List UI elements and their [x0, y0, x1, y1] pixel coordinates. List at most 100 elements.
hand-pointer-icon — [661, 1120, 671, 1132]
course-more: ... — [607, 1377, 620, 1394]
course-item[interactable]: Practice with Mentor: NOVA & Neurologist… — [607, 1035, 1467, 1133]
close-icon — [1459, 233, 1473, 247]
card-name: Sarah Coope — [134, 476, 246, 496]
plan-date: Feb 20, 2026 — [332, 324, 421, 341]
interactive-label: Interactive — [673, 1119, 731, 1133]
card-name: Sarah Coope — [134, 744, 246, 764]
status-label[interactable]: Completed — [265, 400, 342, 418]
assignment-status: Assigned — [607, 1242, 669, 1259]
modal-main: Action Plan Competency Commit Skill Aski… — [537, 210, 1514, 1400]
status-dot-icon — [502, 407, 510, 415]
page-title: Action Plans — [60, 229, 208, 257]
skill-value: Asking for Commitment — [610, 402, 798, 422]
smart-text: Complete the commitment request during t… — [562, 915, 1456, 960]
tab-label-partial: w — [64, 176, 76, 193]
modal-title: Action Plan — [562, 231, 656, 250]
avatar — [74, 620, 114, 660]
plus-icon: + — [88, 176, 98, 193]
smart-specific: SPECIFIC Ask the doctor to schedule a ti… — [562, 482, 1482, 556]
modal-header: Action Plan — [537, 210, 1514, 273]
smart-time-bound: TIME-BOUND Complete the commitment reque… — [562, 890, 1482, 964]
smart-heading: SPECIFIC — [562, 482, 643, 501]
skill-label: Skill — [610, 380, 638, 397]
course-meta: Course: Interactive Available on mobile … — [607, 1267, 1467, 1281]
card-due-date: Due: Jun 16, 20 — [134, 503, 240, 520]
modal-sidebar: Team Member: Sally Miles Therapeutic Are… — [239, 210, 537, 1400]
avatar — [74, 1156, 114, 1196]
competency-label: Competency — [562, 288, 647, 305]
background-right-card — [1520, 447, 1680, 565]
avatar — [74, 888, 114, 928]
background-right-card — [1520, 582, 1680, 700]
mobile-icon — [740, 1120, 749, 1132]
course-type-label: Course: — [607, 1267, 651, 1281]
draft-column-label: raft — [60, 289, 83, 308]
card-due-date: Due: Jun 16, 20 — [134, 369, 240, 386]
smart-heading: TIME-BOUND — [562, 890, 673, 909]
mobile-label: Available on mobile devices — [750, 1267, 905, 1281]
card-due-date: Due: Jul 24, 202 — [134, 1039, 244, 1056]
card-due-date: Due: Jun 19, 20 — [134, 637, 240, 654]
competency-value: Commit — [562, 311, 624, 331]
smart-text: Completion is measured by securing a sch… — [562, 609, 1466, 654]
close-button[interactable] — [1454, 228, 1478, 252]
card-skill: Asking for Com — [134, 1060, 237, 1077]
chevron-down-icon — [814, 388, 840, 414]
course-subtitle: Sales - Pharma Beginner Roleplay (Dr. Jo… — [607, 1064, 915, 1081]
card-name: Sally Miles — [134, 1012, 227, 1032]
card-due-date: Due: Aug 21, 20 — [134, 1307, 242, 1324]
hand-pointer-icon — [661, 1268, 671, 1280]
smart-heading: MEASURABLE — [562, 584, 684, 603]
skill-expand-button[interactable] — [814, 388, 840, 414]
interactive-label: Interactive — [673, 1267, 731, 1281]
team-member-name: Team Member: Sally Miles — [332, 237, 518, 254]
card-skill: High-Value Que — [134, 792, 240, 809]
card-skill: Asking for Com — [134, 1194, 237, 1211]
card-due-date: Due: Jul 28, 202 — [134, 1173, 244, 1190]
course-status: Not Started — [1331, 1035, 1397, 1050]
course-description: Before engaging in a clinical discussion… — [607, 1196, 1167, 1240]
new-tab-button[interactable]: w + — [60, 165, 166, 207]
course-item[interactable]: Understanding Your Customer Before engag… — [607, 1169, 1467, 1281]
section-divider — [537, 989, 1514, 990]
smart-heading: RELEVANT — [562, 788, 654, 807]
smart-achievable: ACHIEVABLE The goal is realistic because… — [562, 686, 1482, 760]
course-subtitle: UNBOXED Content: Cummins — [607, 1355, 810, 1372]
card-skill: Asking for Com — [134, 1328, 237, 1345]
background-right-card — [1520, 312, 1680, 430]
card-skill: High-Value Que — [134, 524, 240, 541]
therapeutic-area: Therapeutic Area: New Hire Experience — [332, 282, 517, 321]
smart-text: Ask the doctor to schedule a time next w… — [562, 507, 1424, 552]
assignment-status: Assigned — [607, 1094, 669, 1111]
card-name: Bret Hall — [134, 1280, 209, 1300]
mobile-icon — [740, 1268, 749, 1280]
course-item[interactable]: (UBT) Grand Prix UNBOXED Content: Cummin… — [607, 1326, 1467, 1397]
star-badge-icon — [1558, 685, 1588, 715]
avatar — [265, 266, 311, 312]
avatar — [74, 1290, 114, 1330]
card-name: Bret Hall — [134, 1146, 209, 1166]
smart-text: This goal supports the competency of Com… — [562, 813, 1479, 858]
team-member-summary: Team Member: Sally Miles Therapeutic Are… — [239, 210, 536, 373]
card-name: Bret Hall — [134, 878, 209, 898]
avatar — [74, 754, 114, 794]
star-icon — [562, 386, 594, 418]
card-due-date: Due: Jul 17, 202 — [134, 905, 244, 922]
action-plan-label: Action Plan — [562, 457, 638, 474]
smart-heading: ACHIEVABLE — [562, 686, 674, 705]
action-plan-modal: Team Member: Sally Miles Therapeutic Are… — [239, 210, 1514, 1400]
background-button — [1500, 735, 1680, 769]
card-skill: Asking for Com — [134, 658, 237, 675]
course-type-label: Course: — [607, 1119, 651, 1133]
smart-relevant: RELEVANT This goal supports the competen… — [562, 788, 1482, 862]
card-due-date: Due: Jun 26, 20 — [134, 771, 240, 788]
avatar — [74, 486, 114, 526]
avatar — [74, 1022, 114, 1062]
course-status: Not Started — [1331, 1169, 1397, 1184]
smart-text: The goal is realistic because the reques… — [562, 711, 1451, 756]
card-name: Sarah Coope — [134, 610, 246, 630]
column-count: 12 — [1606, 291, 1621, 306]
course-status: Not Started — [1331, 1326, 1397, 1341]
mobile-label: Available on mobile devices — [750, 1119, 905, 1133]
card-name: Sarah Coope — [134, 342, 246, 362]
****************************************
- EXERCISE DIRECTIONS: Convert the listing above into a JSON list of strings, one string per line, with blank lines omitted.

- WORKED SOLUTION:
[
  "List UI elements and their [x0, y0, x1, y1] pixel coordinates. List at most 100 elements.",
  "hand-pointer-icon — [661, 1120, 671, 1132]",
  "course-more: ... — [607, 1377, 620, 1394]",
  "course-item[interactable]: Practice with Mentor: NOVA & Neurologist… — [607, 1035, 1467, 1133]",
  "close-icon — [1459, 233, 1473, 247]",
  "card-name: Sarah Coope — [134, 476, 246, 496]",
  "plan-date: Feb 20, 2026 — [332, 324, 421, 341]",
  "interactive-label: Interactive — [673, 1119, 731, 1133]",
  "card-name: Sarah Coope — [134, 744, 246, 764]",
  "status-label[interactable]: Completed — [265, 400, 342, 418]",
  "assignment-status: Assigned — [607, 1242, 669, 1259]",
  "modal-main: Action Plan Competency Commit Skill Aski… — [537, 210, 1514, 1400]",
  "status-dot-icon — [502, 407, 510, 415]",
  "page-title: Action Plans — [60, 229, 208, 257]",
  "skill-value: Asking for Commitment — [610, 402, 798, 422]",
  "smart-text: Complete the commitment request during t… — [562, 915, 1456, 960]",
  "tab-label-partial: w — [64, 176, 76, 193]",
  "modal-title: Action Plan — [562, 231, 656, 250]",
  "avatar — [74, 620, 114, 660]",
  "plus-icon: + — [88, 176, 98, 193]",
  "smart-specific: SPECIFIC Ask the doctor to schedule a ti… — [562, 482, 1482, 556]",
  "modal-header: Action Plan — [537, 210, 1514, 273]",
  "smart-time-bound: TIME-BOUND Complete the commitment reque… — [562, 890, 1482, 964]",
  "smart-heading: SPECIFIC — [562, 482, 643, 501]",
  "skill-label: Skill — [610, 380, 638, 397]",
  "course-meta: Course: Interactive Available on mobile … — [607, 1267, 1467, 1281]",
  "card-due-date: Due: Jun 16, 20 — [134, 503, 240, 520]",
  "modal-sidebar: Team Member: Sally Miles Therapeutic Are… — [239, 210, 537, 1400]",
  "avatar — [74, 1156, 114, 1196]",
  "competency-label: Competency — [562, 288, 647, 305]",
  "background-right-card — [1520, 447, 1680, 565]",
  "avatar — [74, 888, 114, 928]",
  "background-right-card — [1520, 582, 1680, 700]",
  "mobile-icon — [740, 1120, 749, 1132]",
  "course-type-label: Course: — [607, 1267, 651, 1281]",
  "draft-column-label: raft — [60, 289, 83, 308]",
  "card-due-date: Due: Jun 16, 20 — [134, 369, 240, 386]",
  "smart-heading: TIME-BOUND — [562, 890, 673, 909]",
  "mobile-label: Available on mobile devices — [750, 1267, 905, 1281]",
  "card-due-date: Due: Jul 24, 202 — [134, 1039, 244, 1056]",
  "card-due-date: Due: Jun 19, 20 — [134, 637, 240, 654]",
  "competency-value: Commit — [562, 311, 624, 331]",
  "smart-text: Completion is measured by securing a sch… — [562, 609, 1466, 654]",
  "close-button[interactable] — [1454, 228, 1478, 252]",
  "card-skill: Asking for Com — [134, 1060, 237, 1077]",
  "chevron-down-icon — [814, 388, 840, 414]",
  "course-subtitle: Sales - Pharma Beginner Roleplay (Dr. Jo… — [607, 1064, 915, 1081]",
  "card-name: Sally Miles — [134, 1012, 227, 1032]",
  "card-due-date: Due: Aug 21, 20 — [134, 1307, 242, 1324]",
  "hand-pointer-icon — [661, 1268, 671, 1280]",
  "smart-heading: MEASURABLE — [562, 584, 684, 603]",
  "skill-expand-button[interactable] — [814, 388, 840, 414]",
  "interactive-label: Interactive — [673, 1267, 731, 1281]",
  "team-member-name: Team Member: Sally Miles — [332, 237, 518, 254]",
  "card-skill: High-Value Que — [134, 792, 240, 809]",
  "card-skill: Asking for Com — [134, 1194, 237, 1211]",
  "card-due-date: Due: Jul 28, 202 — [134, 1173, 244, 1190]",
  "course-status: Not Started — [1331, 1035, 1397, 1050]",
  "course-description: Before engaging in a clinical discussion… — [607, 1196, 1167, 1240]",
  "new-tab-button[interactable]: w + — [60, 165, 166, 207]",
  "course-item[interactable]: Understanding Your Customer Before engag… — [607, 1169, 1467, 1281]",
  "section-divider — [537, 989, 1514, 990]",
  "smart-heading: RELEVANT — [562, 788, 654, 807]",
  "smart-achievable: ACHIEVABLE The goal is realistic because… — [562, 686, 1482, 760]",
  "course-subtitle: UNBOXED Content: Cummins — [607, 1355, 810, 1372]",
  "card-skill: Asking for Com — [134, 1328, 237, 1345]",
  "background-right-card — [1520, 312, 1680, 430]",
  "card-skill: High-Value Que — [134, 524, 240, 541]",
  "therapeutic-area: Therapeutic Area: New Hire Experience — [332, 282, 517, 321]",
  "smart-text: Ask the doctor to schedule a time next w… — [562, 507, 1424, 552]",
  "assignment-status: Assigned — [607, 1094, 669, 1111]",
  "card-name: Bret Hall — [134, 1280, 209, 1300]",
  "mobile-icon — [740, 1268, 749, 1280]",
  "course-item[interactable]: (UBT) Grand Prix UNBOXED Content: Cummin… — [607, 1326, 1467, 1397]",
  "star-badge-icon — [1558, 685, 1588, 715]",
  "avatar — [265, 266, 311, 312]",
  "avatar — [74, 1290, 114, 1330]",
  "card-name: Bret Hall — [134, 1146, 209, 1166]",
  "smart-text: This goal supports the competency of Com… — [562, 813, 1479, 858]",
  "team-member-summary: Team Member: Sally Miles Therapeutic Are… — [239, 210, 536, 373]",
  "card-name: Bret Hall — [134, 878, 209, 898]",
  "avatar — [74, 754, 114, 794]",
  "star-icon — [562, 386, 594, 418]",
  "card-due-date: Due: Jul 17, 202 — [134, 905, 244, 922]",
  "action-plan-label: Action Plan — [562, 457, 638, 474]",
  "smart-heading: ACHIEVABLE — [562, 686, 674, 705]",
  "action-plan-modal: Team Member: Sally Miles Therapeutic Are… — [239, 210, 1514, 1400]",
  "background-button — [1500, 735, 1680, 769]",
  "card-skill: Asking for Com — [134, 658, 237, 675]",
  "course-type-label: Course: — [607, 1119, 651, 1133]",
  "smart-relevant: RELEVANT This goal supports the competen… — [562, 788, 1482, 862]",
  "card-due-date: Due: Jun 26, 20 — [134, 771, 240, 788]",
  "avatar — [74, 486, 114, 526]",
  "avatar — [74, 1022, 114, 1062]",
  "course-status: Not Started — [1331, 1169, 1397, 1184]",
  "smart-text: The goal is realistic because the reques… — [562, 711, 1451, 756]",
  "card-name: Sarah Coope — [134, 610, 246, 630]",
  "column-count: 12 — [1606, 291, 1621, 306]",
  "course-status: Not Started — [1331, 1326, 1397, 1341]",
  "mobile-label: Available on mobile devices — [750, 1119, 905, 1133]",
  "card-name: Sarah Coope — [134, 342, 246, 362]"
]